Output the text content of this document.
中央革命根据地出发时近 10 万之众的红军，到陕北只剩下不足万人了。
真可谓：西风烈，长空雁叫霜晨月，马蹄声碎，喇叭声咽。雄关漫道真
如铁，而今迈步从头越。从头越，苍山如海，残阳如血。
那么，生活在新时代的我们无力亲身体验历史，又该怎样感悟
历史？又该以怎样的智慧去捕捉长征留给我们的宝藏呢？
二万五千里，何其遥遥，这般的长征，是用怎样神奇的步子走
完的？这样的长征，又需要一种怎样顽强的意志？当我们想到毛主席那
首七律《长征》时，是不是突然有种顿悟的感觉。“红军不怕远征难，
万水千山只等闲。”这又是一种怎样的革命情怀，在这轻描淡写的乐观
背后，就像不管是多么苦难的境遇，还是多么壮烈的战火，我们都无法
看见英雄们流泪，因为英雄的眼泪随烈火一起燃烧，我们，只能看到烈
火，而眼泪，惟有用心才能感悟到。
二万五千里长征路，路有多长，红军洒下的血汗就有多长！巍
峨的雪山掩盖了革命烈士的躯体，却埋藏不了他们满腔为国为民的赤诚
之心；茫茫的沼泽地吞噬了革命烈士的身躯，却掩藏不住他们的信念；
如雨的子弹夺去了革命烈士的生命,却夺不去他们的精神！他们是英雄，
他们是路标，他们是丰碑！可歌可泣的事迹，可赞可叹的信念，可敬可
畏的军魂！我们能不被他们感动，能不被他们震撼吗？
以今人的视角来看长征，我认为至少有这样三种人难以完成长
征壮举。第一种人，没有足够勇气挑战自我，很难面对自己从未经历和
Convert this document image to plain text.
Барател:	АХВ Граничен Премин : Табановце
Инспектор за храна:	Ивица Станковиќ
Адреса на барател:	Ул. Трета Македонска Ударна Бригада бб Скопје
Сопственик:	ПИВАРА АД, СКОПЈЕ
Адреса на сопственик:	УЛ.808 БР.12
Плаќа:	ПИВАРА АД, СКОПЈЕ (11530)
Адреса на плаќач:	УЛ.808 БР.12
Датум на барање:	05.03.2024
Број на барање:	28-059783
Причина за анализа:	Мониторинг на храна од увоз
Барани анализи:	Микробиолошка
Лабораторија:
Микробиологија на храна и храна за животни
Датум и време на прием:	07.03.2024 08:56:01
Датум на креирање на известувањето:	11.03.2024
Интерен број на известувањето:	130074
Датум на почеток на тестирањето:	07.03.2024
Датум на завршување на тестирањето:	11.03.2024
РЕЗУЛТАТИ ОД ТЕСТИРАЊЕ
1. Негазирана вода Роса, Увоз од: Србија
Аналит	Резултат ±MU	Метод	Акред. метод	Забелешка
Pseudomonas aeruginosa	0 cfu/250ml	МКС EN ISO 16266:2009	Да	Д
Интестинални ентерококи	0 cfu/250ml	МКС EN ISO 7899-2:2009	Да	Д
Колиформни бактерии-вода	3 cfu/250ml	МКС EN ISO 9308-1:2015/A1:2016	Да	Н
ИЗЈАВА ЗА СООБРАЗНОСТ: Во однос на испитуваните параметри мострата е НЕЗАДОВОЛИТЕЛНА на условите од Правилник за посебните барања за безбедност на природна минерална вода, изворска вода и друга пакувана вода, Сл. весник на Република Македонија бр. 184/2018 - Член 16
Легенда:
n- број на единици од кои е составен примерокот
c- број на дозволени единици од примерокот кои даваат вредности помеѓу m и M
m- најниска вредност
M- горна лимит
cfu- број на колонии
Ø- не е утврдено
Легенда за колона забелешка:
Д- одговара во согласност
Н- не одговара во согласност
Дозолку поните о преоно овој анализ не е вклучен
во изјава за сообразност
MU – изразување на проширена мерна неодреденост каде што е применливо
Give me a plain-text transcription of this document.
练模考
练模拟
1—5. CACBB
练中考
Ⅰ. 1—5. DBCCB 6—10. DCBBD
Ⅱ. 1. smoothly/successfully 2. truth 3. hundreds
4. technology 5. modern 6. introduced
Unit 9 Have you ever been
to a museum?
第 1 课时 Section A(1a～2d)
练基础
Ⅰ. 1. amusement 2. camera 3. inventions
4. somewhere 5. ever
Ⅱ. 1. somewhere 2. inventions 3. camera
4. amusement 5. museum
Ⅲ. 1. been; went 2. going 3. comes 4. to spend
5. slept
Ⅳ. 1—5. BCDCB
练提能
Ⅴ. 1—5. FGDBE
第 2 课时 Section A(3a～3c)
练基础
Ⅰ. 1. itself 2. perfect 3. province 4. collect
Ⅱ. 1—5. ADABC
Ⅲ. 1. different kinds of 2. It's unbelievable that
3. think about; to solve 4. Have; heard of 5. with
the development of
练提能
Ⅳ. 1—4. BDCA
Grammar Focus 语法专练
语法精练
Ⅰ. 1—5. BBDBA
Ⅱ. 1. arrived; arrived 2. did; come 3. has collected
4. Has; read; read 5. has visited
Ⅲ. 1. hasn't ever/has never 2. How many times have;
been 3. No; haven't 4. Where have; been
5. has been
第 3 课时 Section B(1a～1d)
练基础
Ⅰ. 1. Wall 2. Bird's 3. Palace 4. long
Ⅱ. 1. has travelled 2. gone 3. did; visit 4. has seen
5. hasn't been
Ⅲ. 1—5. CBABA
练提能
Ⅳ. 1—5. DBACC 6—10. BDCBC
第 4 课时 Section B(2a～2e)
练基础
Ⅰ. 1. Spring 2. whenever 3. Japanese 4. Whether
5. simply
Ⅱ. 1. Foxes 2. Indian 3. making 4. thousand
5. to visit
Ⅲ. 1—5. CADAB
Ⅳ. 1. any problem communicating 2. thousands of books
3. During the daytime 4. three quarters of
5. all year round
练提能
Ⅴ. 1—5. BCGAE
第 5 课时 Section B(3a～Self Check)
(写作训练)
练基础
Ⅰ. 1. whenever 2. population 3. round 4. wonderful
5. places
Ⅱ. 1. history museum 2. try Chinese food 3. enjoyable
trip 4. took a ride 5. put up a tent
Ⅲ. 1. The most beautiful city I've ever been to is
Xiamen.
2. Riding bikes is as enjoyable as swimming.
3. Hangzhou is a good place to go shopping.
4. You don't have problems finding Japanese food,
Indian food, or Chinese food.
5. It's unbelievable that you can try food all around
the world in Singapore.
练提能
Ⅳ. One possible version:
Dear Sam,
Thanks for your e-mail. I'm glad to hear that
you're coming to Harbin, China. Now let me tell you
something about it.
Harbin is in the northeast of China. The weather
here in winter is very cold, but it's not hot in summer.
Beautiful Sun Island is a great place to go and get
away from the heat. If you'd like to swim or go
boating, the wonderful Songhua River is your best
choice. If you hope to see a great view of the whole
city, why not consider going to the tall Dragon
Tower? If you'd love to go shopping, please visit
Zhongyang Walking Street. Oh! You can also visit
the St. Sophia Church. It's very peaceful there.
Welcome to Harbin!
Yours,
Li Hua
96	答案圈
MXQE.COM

_ _ _ _ _

[The request]
Using the exact wording, write out all of the records.

[Solution below]
Output the text content of this document.
中央革命根据地出发时近 10 万之众的红军，到陕北只剩下不足万人了。
真可谓：西风烈，长空雁叫霜晨月，马蹄声碎，喇叭声咽。雄关漫道真
如铁，而今迈步从头越。从头越，苍山如海，残阳如血。
那么，生活在新时代的我们无力亲身体验历史，又该怎样感悟
历史？又该以怎样的智慧去捕捉长征留给我们的宝藏呢？
二万五千里，何其遥遥，这般的长征，是用怎样神奇的步子走
完的？这样的长征，又需要一种怎样顽强的意志？当我们想到毛主席那
首七律《长征》时，是不是突然有种顿悟的感觉。“红军不怕远征难，
万水千山只等闲。”这又是一种怎样的革命情怀，在这轻描淡写的乐观
背后，就像不管是多么苦难的境遇，还是多么壮烈的战火，我们都无法
看见英雄们流泪，因为英雄的眼泪随烈火一起燃烧，我们，只能看到烈
火，而眼泪，惟有用心才能感悟到。
二万五千里长征路，路有多长，红军洒下的血汗就有多长！巍
峨的雪山掩盖了革命烈士的躯体，却埋藏不了他们满腔为国为民的赤诚
之心；茫茫的沼泽地吞噬了革命烈士的身躯，却掩藏不住他们的信念；
如雨的子弹夺去了革命烈士的生命,却夺不去他们的精神！他们是英雄，
他们是路标，他们是丰碑！可歌可泣的事迹，可赞可叹的信念，可敬可
畏的军魂！我们能不被他们感动，能不被他们震撼吗？
以今人的视角来看长征，我认为至少有这样三种人难以完成长
征壮举。第一种人，没有足够勇气挑战自我，很难面对自己从未经历和
Convert this document image to plain text.
Барател:	АХВ Граничен Премин : Табановце
Инспектор за храна:	Ивица Станковиќ
Адреса на барател:	Ул. Трета Македонска Ударна Бригада бб Скопје
Сопственик:	ПИВАРА АД, СКОПЈЕ
Адреса на сопственик:	УЛ.808 БР.12
Плаќа:	ПИВАРА АД, СКОПЈЕ (11530)
Адреса на плаќач:	УЛ.808 БР.12
Датум на барање:	05.03.2024
Број на барање:	28-059783
Причина за анализа:	Мониторинг на храна од увоз
Барани анализи:	Микробиолошка
Лабораторија:
Микробиологија на храна и храна за животни
Датум и време на прием:	07.03.2024 08:56:01
Датум на креирање на известувањето:	11.03.2024
Интерен број на известувањето:	130074
Датум на почеток на тестирањето:	07.03.2024
Датум на завршување на тестирањето:	11.03.2024
РЕЗУЛТАТИ ОД ТЕСТИРАЊЕ
1. Негазирана вода Роса, Увоз од: Србија
Аналит	Резултат ±MU	Метод	Акред. метод	Забелешка
Pseudomonas aeruginosa	0 cfu/250ml	МКС EN ISO 16266:2009	Да	Д
Интестинални ентерококи	0 cfu/250ml	МКС EN ISO 7899-2:2009	Да	Д
Колиформни бактерии-вода	3 cfu/250ml	МКС EN ISO 9308-1:2015/A1:2016	Да	Н
ИЗЈАВА ЗА СООБРАЗНОСТ: Во однос на испитуваните параметри мострата е НЕЗАДОВОЛИТЕЛНА на условите од Правилник за посебните барања за безбедност на природна минерална вода, изворска вода и друга пакувана вода, Сл. весник на Република Македонија бр. 184/2018 - Член 16
Легенда:
n- број на единици од кои е составен примерокот
c- број на дозволени единици од примерокот кои даваат вредности помеѓу m и M
m- најниска вредност
M- горна лимит
cfu- број на колонии
Ø- не е утврдено
Легенда за колона забелешка:
Д- одговара во согласност
Н- не одговара во согласност
Дозолку поните о преоно овој анализ не е вклучен
во изјава за сообразност
MU – изразување на проширена мерна неодреденост каде што е применливо
Give me a plain-text transcription of this document.
练模考
练模拟
1—5. CACBB
练中考
Ⅰ. 1—5. DBCCB 6—10. DCBBD
Ⅱ. 1. smoothly/successfully 2. truth 3. hundreds
4. technology 5. modern 6. introduced
Unit 9 Have you ever been
to a museum?
第 1 课时 Section A(1a～2d)
练基础
Ⅰ. 1. amusement 2. camera 3. inventions
4. somewhere 5. ever
Ⅱ. 1. somewhere 2. inventions 3. camera
4. amusement 5. museum
Ⅲ. 1. been; went 2. going 3. comes 4. to spend
5. slept
Ⅳ. 1—5. BCDCB
练提能
Ⅴ. 1—5. FGDBE
第 2 课时 Section A(3a～3c)
练基础
Ⅰ. 1. itself 2. perfect 3. province 4. collect
Ⅱ. 1—5. ADABC
Ⅲ. 1. different kinds of 2. It's unbelievable that
3. think about; to solve 4. Have; heard of 5. with
the development of
练提能
Ⅳ. 1—4. BDCA
Grammar Focus 语法专练
语法精练
Ⅰ. 1—5. BBDBA
Ⅱ. 1. arrived; arrived 2. did; come 3. has collected
4. Has; read; read 5. has visited
Ⅲ. 1. hasn't ever/has never 2. How many times have;
been 3. No; haven't 4. Where have; been
5. has been
第 3 课时 Section B(1a～1d)
练基础
Ⅰ. 1. Wall 2. Bird's 3. Palace 4. long
Ⅱ. 1. has travelled 2. gone 3. did; visit 4. has seen
5. hasn't been
Ⅲ. 1—5. CBABA
练提能
Ⅳ. 1—5. DBACC 6—10. BDCBC
第 4 课时 Section B(2a～2e)
练基础
Ⅰ. 1. Spring 2. whenever 3. Japanese 4. Whether
5. simply
Ⅱ. 1. Foxes 2. Indian 3. making 4. thousand
5. to visit
Ⅲ. 1—5. CADAB
Ⅳ. 1. any problem communicating 2. thousands of books
3. During the daytime 4. three quarters of
5. all year round
练提能
Ⅴ. 1—5. BCGAE
第 5 课时 Section B(3a～Self Check)
(写作训练)
练基础
Ⅰ. 1. whenever 2. population 3. round 4. wonderful
5. places
Ⅱ. 1. history museum 2. try Chinese food 3. enjoyable
trip 4. took a ride 5. put up a tent
Ⅲ. 1. The most beautiful city I've ever been to is
Xiamen.
2. Riding bikes is as enjoyable as swimming.
3. Hangzhou is a good place to go shopping.
4. You don't have problems finding Japanese food,
Indian food, or Chinese food.
5. It's unbelievable that you can try food all around
the world in Singapore.
练提能
Ⅳ. One possible version:
Dear Sam,
Thanks for your e-mail. I'm glad to hear that
you're coming to Harbin, China. Now let me tell you
something about it.
Harbin is in the northeast of China. The weather
here in winter is very cold, but it's not hot in summer.
Beautiful Sun Island is a great place to go and get
away from the heat. If you'd like to swim or go
boating, the wonderful Songhua River is your best
choice. If you hope to see a great view of the whole
city, why not consider going to the tall Dragon
Tower? If you'd love to go shopping, please visit
Zhongyang Walking Street. Oh! You can also visit
the St. Sophia Church. It's very peaceful there.
Welcome to Harbin!
Yours,
Li Hua
96	答案圈
MXQE.COM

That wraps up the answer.